Data for this task:
========================================

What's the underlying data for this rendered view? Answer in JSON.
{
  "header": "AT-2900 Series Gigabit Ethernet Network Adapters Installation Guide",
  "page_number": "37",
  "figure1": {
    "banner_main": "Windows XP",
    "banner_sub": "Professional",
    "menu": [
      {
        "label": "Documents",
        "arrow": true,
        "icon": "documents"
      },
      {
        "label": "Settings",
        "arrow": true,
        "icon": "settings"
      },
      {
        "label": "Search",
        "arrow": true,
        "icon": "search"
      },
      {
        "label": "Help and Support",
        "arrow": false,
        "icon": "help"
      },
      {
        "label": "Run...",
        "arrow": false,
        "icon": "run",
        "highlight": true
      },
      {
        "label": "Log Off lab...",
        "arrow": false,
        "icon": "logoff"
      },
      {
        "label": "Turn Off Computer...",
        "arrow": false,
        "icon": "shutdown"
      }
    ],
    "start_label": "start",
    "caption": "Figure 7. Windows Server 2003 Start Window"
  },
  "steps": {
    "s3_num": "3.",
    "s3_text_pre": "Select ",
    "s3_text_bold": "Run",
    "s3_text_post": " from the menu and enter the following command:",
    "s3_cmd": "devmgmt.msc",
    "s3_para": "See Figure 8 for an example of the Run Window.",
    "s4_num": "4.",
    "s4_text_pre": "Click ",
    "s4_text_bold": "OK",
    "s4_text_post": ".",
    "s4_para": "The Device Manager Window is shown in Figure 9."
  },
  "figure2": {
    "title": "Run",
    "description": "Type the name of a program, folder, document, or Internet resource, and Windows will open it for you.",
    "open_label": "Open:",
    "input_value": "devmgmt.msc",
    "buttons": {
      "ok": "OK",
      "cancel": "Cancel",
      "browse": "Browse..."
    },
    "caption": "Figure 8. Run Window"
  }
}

========================================

Look through the entries above. Extract each line with the word "caption".

Finished exercise:
    "caption": "Figure 7. Windows Server 2003 Start Window"
    "caption": "Figure 8. Run Window"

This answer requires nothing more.